*Work to do:*
a. Translate this sentence from the commentary on the Wonka films into Spanish: "The Wonka in the old movie is the Wonka you REMEMBER from the book, not the one that's actually there."
b. Resume the commentary on the Wonka films, picking up after its final sentence.

-- START Page --

The bigger question to me, having enjoyed both movies, is, why this book? Why Charlie and the Chocolate Factory as the exception (twice mind you) to the popular maxim that the movie is never as good as the book? (I love the book, too, mind you) After all, I frankly hated both adaptations of Lord of the Rings, the old cartoon and the new movies. Though I didn't watch the last two of the latter, to be fair.

Charlie and the Chocolate factory has a few things going for it:

1) It is simple. The book is not intensely subtle or complex, it's rather straightforward. The characters are pretty stereotyped, in fact, if you think of it, mostly.

2) In that vein, there is one simple central theme to focus on: in the case of this book, Willy Wonka. Really, to be honest with yourself, can you imagine Charlie and the Chocolate Factory being anything but dull without Willy Wonka? Everything else is window dressing (given, sometimes very fun window dressing) on that central theme.

And, both movie makers did something, in my mind, very clever - the made a movie less about the book and more about the reader. I mean, the Wonka in the book is actually a pretty straightforward tycoon type of fellow. The book is ALMOST a satire, really, with the jerky dryness of the characters. The movie? No. The Wonka in the old movie is the Wonka you REMEMBER from the book, not the one that's actually there. And the new movie? The Wonka of the book has no real history outside of the candy business. The Wonka and Charlie of the Burton version are not pieces of the author at all - they're pieces of the viewer - in fact, the movie is, in my mind more like a whimsical exploration of the same theme that's in 'Finding Neverland', the theme of childishness vs childlikeness, of growing up vs maturing. Of course, the book is useful in this search, because it's such a fable, and such a simple framework to work in - but that's just it, the book is a means to the movie's ends, instead of the movie being a means to tell the book. You want to know what's in the book? Read the book, right?

-- END Page --
-- START Excerpted data --

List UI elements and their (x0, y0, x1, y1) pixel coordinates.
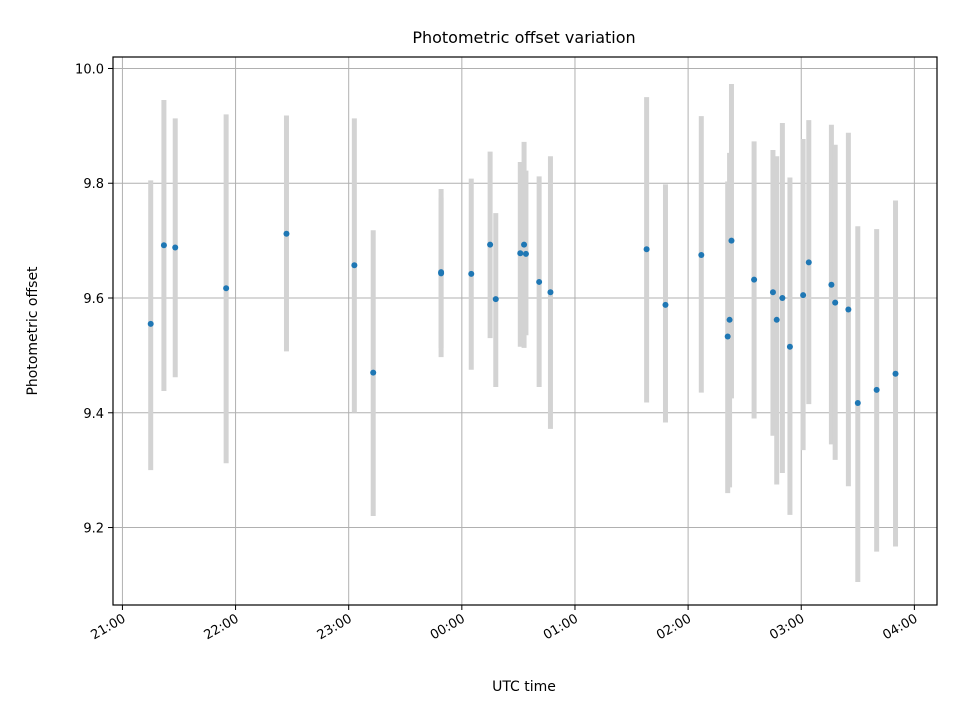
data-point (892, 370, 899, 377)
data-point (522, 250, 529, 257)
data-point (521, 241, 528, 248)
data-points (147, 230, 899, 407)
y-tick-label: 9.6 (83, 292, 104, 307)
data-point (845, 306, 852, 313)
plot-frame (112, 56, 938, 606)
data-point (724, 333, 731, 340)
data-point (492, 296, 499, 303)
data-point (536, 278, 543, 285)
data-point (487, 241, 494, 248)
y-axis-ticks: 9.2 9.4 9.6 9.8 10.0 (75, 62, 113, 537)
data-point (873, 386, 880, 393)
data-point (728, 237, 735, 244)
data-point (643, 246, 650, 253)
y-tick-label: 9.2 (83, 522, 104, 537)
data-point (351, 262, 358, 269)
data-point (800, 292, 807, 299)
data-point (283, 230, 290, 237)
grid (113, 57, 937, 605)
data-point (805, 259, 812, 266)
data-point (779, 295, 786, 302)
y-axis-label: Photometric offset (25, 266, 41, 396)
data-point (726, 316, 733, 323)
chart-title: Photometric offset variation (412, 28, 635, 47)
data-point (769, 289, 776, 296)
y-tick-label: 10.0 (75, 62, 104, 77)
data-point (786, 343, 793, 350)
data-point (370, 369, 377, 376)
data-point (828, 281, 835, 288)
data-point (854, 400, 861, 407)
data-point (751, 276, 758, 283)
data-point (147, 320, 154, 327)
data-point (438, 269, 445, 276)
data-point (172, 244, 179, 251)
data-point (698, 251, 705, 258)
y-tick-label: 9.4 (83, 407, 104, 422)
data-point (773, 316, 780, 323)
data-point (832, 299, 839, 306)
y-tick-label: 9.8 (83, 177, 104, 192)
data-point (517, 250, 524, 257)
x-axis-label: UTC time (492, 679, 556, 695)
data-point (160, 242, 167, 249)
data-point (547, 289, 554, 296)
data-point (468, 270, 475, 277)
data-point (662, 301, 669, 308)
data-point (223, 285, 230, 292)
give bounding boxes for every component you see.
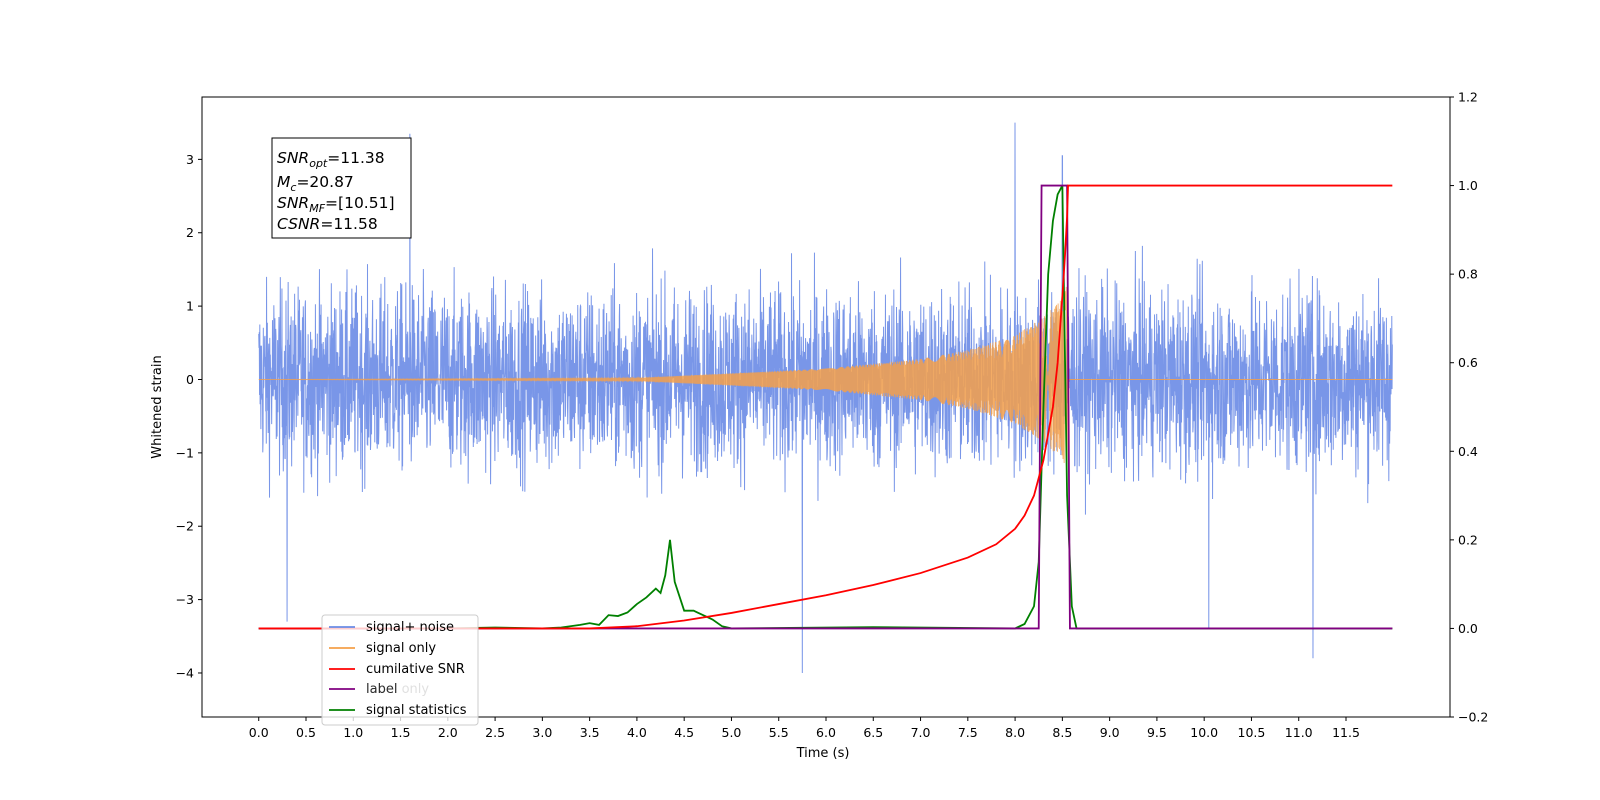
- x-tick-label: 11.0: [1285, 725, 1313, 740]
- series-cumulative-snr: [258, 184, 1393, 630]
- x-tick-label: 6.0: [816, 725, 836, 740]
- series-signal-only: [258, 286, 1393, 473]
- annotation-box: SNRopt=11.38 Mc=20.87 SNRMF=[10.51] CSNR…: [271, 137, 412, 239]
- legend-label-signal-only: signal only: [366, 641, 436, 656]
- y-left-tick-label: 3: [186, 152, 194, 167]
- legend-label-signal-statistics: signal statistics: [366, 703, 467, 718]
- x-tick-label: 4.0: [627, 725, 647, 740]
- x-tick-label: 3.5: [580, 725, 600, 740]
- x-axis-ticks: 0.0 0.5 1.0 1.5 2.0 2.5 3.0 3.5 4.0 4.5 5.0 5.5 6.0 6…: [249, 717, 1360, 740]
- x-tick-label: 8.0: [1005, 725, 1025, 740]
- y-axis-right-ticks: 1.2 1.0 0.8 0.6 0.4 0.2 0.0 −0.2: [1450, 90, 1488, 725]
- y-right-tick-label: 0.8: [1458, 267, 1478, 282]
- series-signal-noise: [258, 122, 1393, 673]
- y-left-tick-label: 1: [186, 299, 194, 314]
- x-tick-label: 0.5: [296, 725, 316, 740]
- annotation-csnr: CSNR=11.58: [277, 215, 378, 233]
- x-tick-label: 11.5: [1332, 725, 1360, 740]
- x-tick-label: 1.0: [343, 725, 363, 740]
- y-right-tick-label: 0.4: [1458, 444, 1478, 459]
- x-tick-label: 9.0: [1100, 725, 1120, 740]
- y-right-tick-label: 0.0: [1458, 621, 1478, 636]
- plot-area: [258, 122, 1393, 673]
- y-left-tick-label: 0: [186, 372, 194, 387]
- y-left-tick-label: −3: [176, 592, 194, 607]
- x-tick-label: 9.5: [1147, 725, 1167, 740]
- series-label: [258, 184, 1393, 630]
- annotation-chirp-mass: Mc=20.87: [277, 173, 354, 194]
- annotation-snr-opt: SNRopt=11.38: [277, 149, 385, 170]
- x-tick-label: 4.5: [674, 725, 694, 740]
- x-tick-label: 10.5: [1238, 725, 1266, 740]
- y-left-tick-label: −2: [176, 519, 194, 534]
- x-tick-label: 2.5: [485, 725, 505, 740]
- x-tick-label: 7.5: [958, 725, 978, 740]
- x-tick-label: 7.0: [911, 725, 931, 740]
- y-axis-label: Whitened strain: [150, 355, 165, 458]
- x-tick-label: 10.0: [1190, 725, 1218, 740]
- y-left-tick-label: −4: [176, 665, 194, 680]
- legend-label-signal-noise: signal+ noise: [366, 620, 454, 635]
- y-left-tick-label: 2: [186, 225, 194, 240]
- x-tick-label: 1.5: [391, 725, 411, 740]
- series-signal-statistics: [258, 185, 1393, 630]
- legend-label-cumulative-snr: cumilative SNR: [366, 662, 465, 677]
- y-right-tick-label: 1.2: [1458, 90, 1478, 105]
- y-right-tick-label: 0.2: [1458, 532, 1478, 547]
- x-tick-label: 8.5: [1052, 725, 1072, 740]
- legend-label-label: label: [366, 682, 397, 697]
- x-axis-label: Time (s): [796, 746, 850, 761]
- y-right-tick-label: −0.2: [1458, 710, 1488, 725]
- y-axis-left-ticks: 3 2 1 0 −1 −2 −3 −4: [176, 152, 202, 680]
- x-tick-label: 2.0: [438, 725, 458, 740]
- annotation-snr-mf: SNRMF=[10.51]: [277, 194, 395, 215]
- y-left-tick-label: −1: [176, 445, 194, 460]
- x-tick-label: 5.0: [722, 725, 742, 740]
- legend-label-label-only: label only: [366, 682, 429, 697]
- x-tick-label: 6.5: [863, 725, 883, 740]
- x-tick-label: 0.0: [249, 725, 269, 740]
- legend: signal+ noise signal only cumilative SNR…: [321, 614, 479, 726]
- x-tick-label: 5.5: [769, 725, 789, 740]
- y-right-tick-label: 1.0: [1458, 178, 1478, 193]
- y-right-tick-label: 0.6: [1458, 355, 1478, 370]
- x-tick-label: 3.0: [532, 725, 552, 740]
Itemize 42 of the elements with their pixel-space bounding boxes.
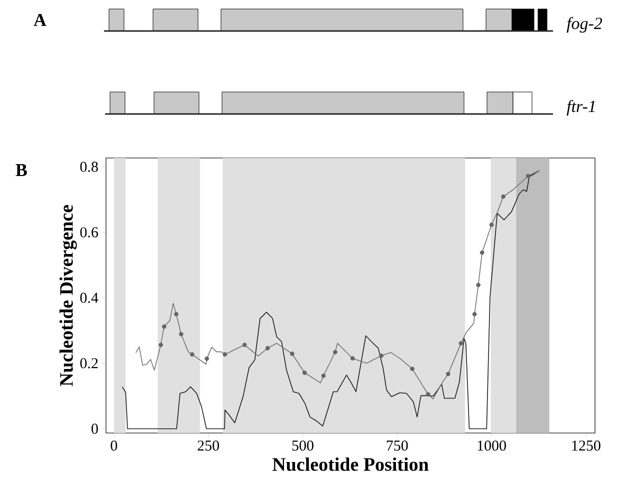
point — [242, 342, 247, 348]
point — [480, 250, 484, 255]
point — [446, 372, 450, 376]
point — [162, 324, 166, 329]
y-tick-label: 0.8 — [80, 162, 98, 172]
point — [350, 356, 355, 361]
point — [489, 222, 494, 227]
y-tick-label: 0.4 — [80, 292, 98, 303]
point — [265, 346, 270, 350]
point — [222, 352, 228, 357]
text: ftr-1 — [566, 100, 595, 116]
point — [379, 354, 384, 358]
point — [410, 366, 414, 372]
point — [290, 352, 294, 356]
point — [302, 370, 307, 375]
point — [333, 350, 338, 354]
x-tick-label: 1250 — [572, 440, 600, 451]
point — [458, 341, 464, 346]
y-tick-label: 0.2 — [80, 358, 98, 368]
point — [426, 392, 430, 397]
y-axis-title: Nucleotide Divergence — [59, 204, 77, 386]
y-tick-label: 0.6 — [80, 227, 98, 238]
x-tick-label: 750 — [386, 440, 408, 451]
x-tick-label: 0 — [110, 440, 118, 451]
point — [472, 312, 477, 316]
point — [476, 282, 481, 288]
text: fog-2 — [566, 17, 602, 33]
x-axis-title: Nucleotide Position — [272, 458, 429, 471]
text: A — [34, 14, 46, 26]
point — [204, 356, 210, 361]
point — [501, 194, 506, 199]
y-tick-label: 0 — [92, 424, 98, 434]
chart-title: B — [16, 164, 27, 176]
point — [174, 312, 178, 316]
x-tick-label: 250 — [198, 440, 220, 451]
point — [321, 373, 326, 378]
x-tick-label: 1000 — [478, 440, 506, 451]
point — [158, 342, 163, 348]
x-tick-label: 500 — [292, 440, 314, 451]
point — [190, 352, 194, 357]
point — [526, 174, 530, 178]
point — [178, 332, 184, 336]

-- END Excerpted data --

*Results by task:*
a. El Wonka de la película antigua es el Wonka que RECUERDAS del libro, no el que realmente aparece en él.

b.
I'm not going to say ALL good movie adaptations are like this (Pride and Prejudice, mentioned above, has all the deviation of a doctoral thesis). But, it is to say that looking for movies that adapt books faithfully isn't always the way to find great adaptations.

Other examples of movies about readers instead of about books:

Return to Oz - based, kind of, on several of the first several Oz movies. A lot of people don't like this movie, but I haven't seen it since I was, maybe, 10, and it STILL sticks in my mind.

Dune - no, sci-fi geeks, not the new one that I'm told is good but I've actually never seen. The old one. Yeah, the really screwed up, weird one.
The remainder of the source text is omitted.